(Element location data)
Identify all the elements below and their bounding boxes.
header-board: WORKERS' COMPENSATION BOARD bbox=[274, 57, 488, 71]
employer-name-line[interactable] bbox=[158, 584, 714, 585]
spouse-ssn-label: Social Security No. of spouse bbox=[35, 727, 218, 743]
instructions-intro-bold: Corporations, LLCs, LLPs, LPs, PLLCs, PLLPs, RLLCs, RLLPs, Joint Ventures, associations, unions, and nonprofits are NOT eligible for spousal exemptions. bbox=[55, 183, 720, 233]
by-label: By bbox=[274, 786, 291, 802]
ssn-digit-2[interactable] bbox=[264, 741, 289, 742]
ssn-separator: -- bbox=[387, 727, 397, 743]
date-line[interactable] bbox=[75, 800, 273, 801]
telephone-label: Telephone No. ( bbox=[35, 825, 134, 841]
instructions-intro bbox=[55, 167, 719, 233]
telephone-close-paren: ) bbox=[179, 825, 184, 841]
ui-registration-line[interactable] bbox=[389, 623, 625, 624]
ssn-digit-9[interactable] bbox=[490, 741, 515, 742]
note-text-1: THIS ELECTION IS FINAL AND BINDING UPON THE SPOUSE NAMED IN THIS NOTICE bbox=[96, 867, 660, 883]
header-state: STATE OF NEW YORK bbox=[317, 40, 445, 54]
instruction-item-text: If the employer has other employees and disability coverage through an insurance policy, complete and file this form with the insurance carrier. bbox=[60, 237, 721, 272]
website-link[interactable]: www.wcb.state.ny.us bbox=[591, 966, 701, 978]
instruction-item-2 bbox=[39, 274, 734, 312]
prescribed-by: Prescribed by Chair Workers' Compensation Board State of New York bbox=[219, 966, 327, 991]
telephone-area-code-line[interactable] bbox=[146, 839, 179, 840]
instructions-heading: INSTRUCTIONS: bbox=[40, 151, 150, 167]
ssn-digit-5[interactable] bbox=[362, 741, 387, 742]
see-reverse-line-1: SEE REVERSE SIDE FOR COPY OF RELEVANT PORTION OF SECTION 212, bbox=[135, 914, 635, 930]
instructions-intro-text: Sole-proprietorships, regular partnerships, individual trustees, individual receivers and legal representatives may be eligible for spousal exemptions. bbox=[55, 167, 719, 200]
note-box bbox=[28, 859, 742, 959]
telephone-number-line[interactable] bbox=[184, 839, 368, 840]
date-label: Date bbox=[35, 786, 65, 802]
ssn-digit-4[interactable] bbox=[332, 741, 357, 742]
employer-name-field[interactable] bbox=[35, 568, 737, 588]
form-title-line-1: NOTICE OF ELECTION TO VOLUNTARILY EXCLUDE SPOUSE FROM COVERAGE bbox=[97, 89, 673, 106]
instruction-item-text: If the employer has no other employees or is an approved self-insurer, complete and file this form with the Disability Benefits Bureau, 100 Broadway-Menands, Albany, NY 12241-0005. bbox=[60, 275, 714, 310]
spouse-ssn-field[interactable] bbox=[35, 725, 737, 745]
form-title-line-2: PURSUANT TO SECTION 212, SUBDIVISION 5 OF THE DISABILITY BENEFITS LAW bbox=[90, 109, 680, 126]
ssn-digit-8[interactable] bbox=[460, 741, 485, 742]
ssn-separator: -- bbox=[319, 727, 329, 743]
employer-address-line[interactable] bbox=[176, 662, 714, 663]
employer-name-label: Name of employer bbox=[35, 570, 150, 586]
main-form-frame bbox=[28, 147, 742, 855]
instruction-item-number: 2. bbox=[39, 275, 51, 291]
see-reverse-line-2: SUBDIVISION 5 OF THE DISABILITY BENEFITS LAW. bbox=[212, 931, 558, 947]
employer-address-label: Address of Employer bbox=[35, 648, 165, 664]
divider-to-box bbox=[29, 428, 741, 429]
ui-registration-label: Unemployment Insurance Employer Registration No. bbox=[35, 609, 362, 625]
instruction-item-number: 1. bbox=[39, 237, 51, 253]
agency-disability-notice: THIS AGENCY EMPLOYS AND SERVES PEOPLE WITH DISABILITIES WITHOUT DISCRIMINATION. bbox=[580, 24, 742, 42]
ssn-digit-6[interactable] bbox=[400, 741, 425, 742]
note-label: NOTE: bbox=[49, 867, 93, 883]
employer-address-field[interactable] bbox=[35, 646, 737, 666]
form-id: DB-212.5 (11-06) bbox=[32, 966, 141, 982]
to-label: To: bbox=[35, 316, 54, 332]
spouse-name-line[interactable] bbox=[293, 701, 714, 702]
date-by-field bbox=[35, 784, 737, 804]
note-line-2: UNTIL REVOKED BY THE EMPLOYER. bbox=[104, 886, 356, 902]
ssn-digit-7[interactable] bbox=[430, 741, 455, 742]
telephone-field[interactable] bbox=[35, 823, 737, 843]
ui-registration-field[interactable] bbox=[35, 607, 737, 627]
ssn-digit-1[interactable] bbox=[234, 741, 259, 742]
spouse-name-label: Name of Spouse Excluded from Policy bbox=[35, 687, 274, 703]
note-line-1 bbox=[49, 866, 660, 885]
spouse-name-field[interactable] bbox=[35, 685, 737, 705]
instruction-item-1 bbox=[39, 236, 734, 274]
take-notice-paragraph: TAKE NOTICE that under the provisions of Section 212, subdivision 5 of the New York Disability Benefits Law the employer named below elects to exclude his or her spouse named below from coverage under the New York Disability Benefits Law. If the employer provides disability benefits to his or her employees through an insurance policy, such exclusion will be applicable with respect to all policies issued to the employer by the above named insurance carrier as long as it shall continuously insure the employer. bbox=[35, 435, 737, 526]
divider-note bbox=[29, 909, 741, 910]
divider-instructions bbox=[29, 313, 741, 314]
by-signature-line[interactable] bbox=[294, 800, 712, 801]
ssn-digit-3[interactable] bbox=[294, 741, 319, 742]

**JOB**
Copy out all of the data above line for line, without changing anything.

**RESPONSE FOR THIS EXERCISE**
Identify all the elements below and their bounding boxes.
header-board: WORKERS' COMPENSATION BOARD bbox=[274, 57, 488, 71]
employer-name-line[interactable] bbox=[158, 584, 714, 585]
spouse-ssn-label: Social Security No. of spouse bbox=[35, 727, 218, 743]
instructions-intro-bold: Corporations, LLCs, LLPs, LPs, PLLCs, PLLPs, RLLCs, RLLPs, Joint Ventures, associations, unions, and nonprofits are NOT eligible for spousal exemptions. bbox=[55, 183, 720, 233]
by-label: By bbox=[274, 786, 291, 802]
ssn-digit-2[interactable] bbox=[264, 741, 289, 742]
ssn-separator: -- bbox=[387, 727, 397, 743]
date-line[interactable] bbox=[75, 800, 273, 801]
telephone-label: Telephone No. ( bbox=[35, 825, 134, 841]
instructions-intro bbox=[55, 167, 719, 233]
telephone-close-paren: ) bbox=[179, 825, 184, 841]
ui-registration-line[interactable] bbox=[389, 623, 625, 624]
ssn-digit-9[interactable] bbox=[490, 741, 515, 742]
note-text-1: THIS ELECTION IS FINAL AND BINDING UPON THE SPOUSE NAMED IN THIS NOTICE bbox=[96, 867, 660, 883]
header-state: STATE OF NEW YORK bbox=[317, 40, 445, 54]
instruction-item-text: If the employer has other employees and disability coverage through an insurance policy, complete and file this form with the insurance carrier. bbox=[60, 237, 721, 272]
website-link[interactable]: www.wcb.state.ny.us bbox=[591, 966, 701, 978]
instruction-item-2 bbox=[39, 274, 734, 312]
prescribed-by: Prescribed by Chair Workers' Compensation Board State of New York bbox=[219, 966, 327, 991]
telephone-area-code-line[interactable] bbox=[146, 839, 179, 840]
instructions-heading: INSTRUCTIONS: bbox=[40, 151, 150, 167]
ssn-digit-5[interactable] bbox=[362, 741, 387, 742]
see-reverse-line-1: SEE REVERSE SIDE FOR COPY OF RELEVANT PORTION OF SECTION 212, bbox=[135, 914, 635, 930]
instructions-intro-text: Sole-proprietorships, regular partnerships, individual trustees, individual receivers and legal representatives may be eligible for spousal exemptions. bbox=[55, 167, 719, 200]
note-box bbox=[28, 859, 742, 959]
telephone-number-line[interactable] bbox=[184, 839, 368, 840]
date-label: Date bbox=[35, 786, 65, 802]
ssn-digit-4[interactable] bbox=[332, 741, 357, 742]
employer-name-field[interactable] bbox=[35, 568, 737, 588]
form-title-line-1: NOTICE OF ELECTION TO VOLUNTARILY EXCLUDE SPOUSE FROM COVERAGE bbox=[97, 89, 673, 106]
instruction-item-text: If the employer has no other employees or is an approved self-insurer, complete and file this form with the Disability Benefits Bureau, 100 Broadway-Menands, Albany, NY 12241-0005. bbox=[60, 275, 714, 310]
spouse-ssn-field[interactable] bbox=[35, 725, 737, 745]
form-title-line-2: PURSUANT TO SECTION 212, SUBDIVISION 5 OF THE DISABILITY BENEFITS LAW bbox=[90, 109, 680, 126]
ssn-digit-8[interactable] bbox=[460, 741, 485, 742]
ssn-separator: -- bbox=[319, 727, 329, 743]
employer-address-line[interactable] bbox=[176, 662, 714, 663]
employer-name-label: Name of employer bbox=[35, 570, 150, 586]
main-form-frame bbox=[28, 147, 742, 855]
instruction-item-number: 2. bbox=[39, 275, 51, 291]
see-reverse-line-2: SUBDIVISION 5 OF THE DISABILITY BENEFITS LAW. bbox=[212, 931, 558, 947]
employer-address-label: Address of Employer bbox=[35, 648, 165, 664]
divider-to-box bbox=[29, 428, 741, 429]
ui-registration-label: Unemployment Insurance Employer Registration No. bbox=[35, 609, 362, 625]
instruction-item-number: 1. bbox=[39, 237, 51, 253]
agency-disability-notice: THIS AGENCY EMPLOYS AND SERVES PEOPLE WITH DISABILITIES WITHOUT DISCRIMINATION. bbox=[580, 24, 742, 42]
ssn-digit-6[interactable] bbox=[400, 741, 425, 742]
note-label: NOTE: bbox=[49, 867, 93, 883]
employer-address-field[interactable] bbox=[35, 646, 737, 666]
form-id: DB-212.5 (11-06) bbox=[32, 966, 141, 982]
to-label: To: bbox=[35, 316, 54, 332]
spouse-name-line[interactable] bbox=[293, 701, 714, 702]
date-by-field bbox=[35, 784, 737, 804]
note-line-2: UNTIL REVOKED BY THE EMPLOYER. bbox=[104, 886, 356, 902]
ssn-digit-7[interactable] bbox=[430, 741, 455, 742]
telephone-field[interactable] bbox=[35, 823, 737, 843]
ui-registration-field[interactable] bbox=[35, 607, 737, 627]
ssn-digit-1[interactable] bbox=[234, 741, 259, 742]
spouse-name-label: Name of Spouse Excluded from Policy bbox=[35, 687, 274, 703]
note-line-1 bbox=[49, 866, 660, 885]
spouse-name-field[interactable] bbox=[35, 685, 737, 705]
instruction-item-1 bbox=[39, 236, 734, 274]
take-notice-paragraph: TAKE NOTICE that under the provisions of Section 212, subdivision 5 of the New York Disability Benefits Law the employer named below elects to exclude his or her spouse named below from coverage under the New York Disability Benefits Law. If the employer provides disability benefits to his or her employees through an insurance policy, such exclusion will be applicable with respect to all policies issued to the employer by the above named insurance carrier as long as it shall continuously insure the employer. bbox=[35, 435, 737, 526]
divider-note bbox=[29, 909, 741, 910]
divider-instructions bbox=[29, 313, 741, 314]
by-signature-line[interactable] bbox=[294, 800, 712, 801]
ssn-digit-3[interactable] bbox=[294, 741, 319, 742]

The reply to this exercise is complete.